Source data
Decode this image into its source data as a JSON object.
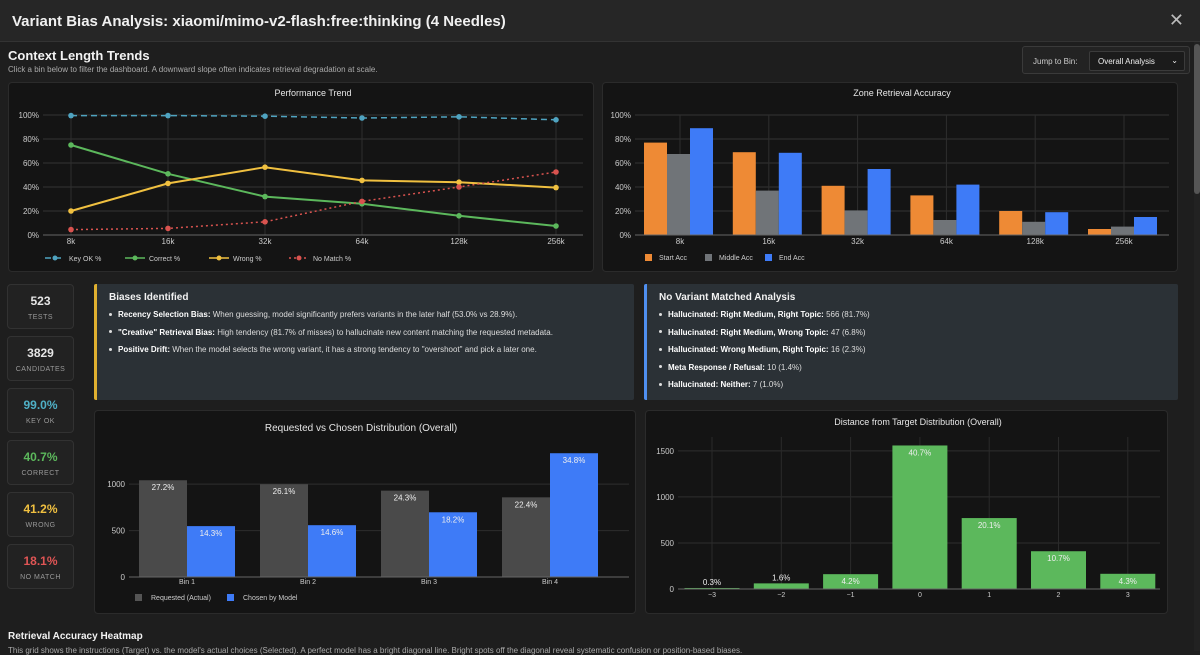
{
  "window": {
    "title": "Variant Bias Analysis: xiaomi/mimo-v2-flash:free:thinking (4 Needles)"
  },
  "context": {
    "title": "Context Length Trends",
    "subtitle": "Click a bin below to filter the dashboard. A downward slope often indicates retrieval degradation at scale.",
    "jump_label": "Jump to Bin:",
    "jump_value": "Overall Analysis"
  },
  "stats": [
    {
      "value": "523",
      "label": "TESTS",
      "color": "#e6e6e6"
    },
    {
      "value": "3829",
      "label": "CANDIDATES",
      "color": "#e6e6e6"
    },
    {
      "value": "99.0%",
      "label": "KEY OK",
      "color": "#4fb0c6"
    },
    {
      "value": "40.7%",
      "label": "CORRECT",
      "color": "#5cb85c"
    },
    {
      "value": "41.2%",
      "label": "WRONG",
      "color": "#f0c040"
    },
    {
      "value": "18.1%",
      "label": "NO MATCH",
      "color": "#e05555"
    }
  ],
  "biases": {
    "title": "Biases Identified",
    "items": [
      {
        "bold": "Recency Selection Bias:",
        "text": " When guessing, model significantly prefers variants in the later half (53.0% vs 28.9%)."
      },
      {
        "bold": "\"Creative\" Retrieval Bias:",
        "text": " High tendency (81.7% of misses) to hallucinate new content matching the requested metadata."
      },
      {
        "bold": "Positive Drift:",
        "text": " When the model selects the wrong variant, it has a strong tendency to \"overshoot\" and pick a later one."
      }
    ]
  },
  "no_match": {
    "title": "No Variant Matched Analysis",
    "items": [
      {
        "bold": "Hallucinated: Right Medium, Right Topic:",
        "text": " 566 (81.7%)"
      },
      {
        "bold": "Hallucinated: Right Medium, Wrong Topic:",
        "text": " 47 (6.8%)"
      },
      {
        "bold": "Hallucinated: Wrong Medium, Right Topic:",
        "text": " 16 (2.3%)"
      },
      {
        "bold": "Meta Response / Refusal:",
        "text": " 10 (1.4%)"
      },
      {
        "bold": "Hallucinated: Neither:",
        "text": " 7 (1.0%)"
      }
    ]
  },
  "heatmap": {
    "title": "Retrieval Accuracy Heatmap",
    "subtitle": "This grid shows the instructions (Target) vs. the model's actual choices (Selected). A perfect model has a bright diagonal line. Bright spots off the diagonal reveal systematic confusion or position-based biases."
  },
  "chart_data": [
    {
      "type": "line",
      "title": "Performance Trend",
      "categories": [
        "8k",
        "16k",
        "32k",
        "64k",
        "128k",
        "256k"
      ],
      "ylim": [
        0,
        100
      ],
      "yticks": [
        "0%",
        "20%",
        "40%",
        "60%",
        "80%",
        "100%"
      ],
      "series": [
        {
          "name": "Key OK %",
          "color": "#4fa3c0",
          "dash": "6,4",
          "values": [
            99.5,
            99.5,
            99,
            97.5,
            98.5,
            96
          ]
        },
        {
          "name": "Correct %",
          "color": "#5cb85c",
          "dash": "",
          "values": [
            75,
            51,
            32,
            26,
            16,
            7.5
          ]
        },
        {
          "name": "Wrong %",
          "color": "#f0c040",
          "dash": "",
          "values": [
            20,
            43,
            56.5,
            45.5,
            44,
            39.5
          ]
        },
        {
          "name": "No Match %",
          "color": "#d9534f",
          "dash": "2,3",
          "values": [
            4.5,
            5.5,
            11,
            28,
            40,
            52.5
          ]
        }
      ]
    },
    {
      "type": "bar",
      "title": "Zone Retrieval Accuracy",
      "categories": [
        "8k",
        "16k",
        "32k",
        "64k",
        "128k",
        "256k"
      ],
      "ylim": [
        0,
        100
      ],
      "yticks": [
        "0%",
        "20%",
        "40%",
        "60%",
        "80%",
        "100%"
      ],
      "series": [
        {
          "name": "Start Acc",
          "color": "#ee8a35",
          "values": [
            77,
            69,
            41,
            33,
            20,
            5
          ]
        },
        {
          "name": "Middle Acc",
          "color": "#707478",
          "values": [
            67.5,
            37,
            20.5,
            12.5,
            11,
            7
          ]
        },
        {
          "name": "End Acc",
          "color": "#3e7bf7",
          "values": [
            89,
            68.5,
            55,
            42,
            19,
            15
          ]
        }
      ]
    },
    {
      "type": "bar",
      "title": "Requested vs Chosen Distribution (Overall)",
      "categories": [
        "Bin 1",
        "Bin 2",
        "Bin 3",
        "Bin 4"
      ],
      "ylim": [
        0,
        1400
      ],
      "yticks": [
        "0",
        "500",
        "1000"
      ],
      "series": [
        {
          "name": "Requested (Actual)",
          "color": "#4a4a4a",
          "values": [
            1042,
            999,
            930,
            858
          ],
          "labels": [
            "27.2%",
            "26.1%",
            "24.3%",
            "22.4%"
          ]
        },
        {
          "name": "Chosen by Model",
          "color": "#3e7bf7",
          "values": [
            548,
            558,
            697,
            1333
          ],
          "labels": [
            "14.3%",
            "14.6%",
            "18.2%",
            "34.8%"
          ]
        }
      ]
    },
    {
      "type": "bar",
      "title": "Distance from Target Distribution (Overall)",
      "categories": [
        "−3",
        "−2",
        "−1",
        "0",
        "1",
        "2",
        "3"
      ],
      "ylim": [
        0,
        1650
      ],
      "yticks": [
        "0",
        "500",
        "1000",
        "1500"
      ],
      "series": [
        {
          "name": "Distance",
          "color": "#5cb85c",
          "values": [
            11,
            61,
            161,
            1558,
            770,
            410,
            165
          ],
          "labels": [
            "0.3%",
            "1.6%",
            "4.2%",
            "40.7%",
            "20.1%",
            "10.7%",
            "4.3%"
          ]
        }
      ]
    }
  ]
}
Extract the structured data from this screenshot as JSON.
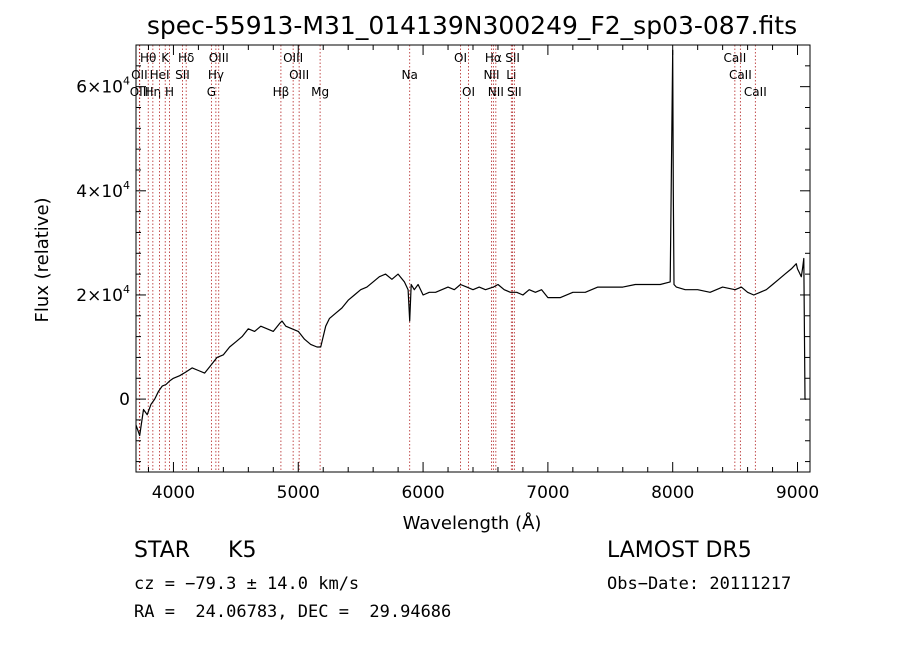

**Exercise description:**
In the records shown above, how many lines include the word "Chosen"? Answer with the number only.

**Exercise answer:**
2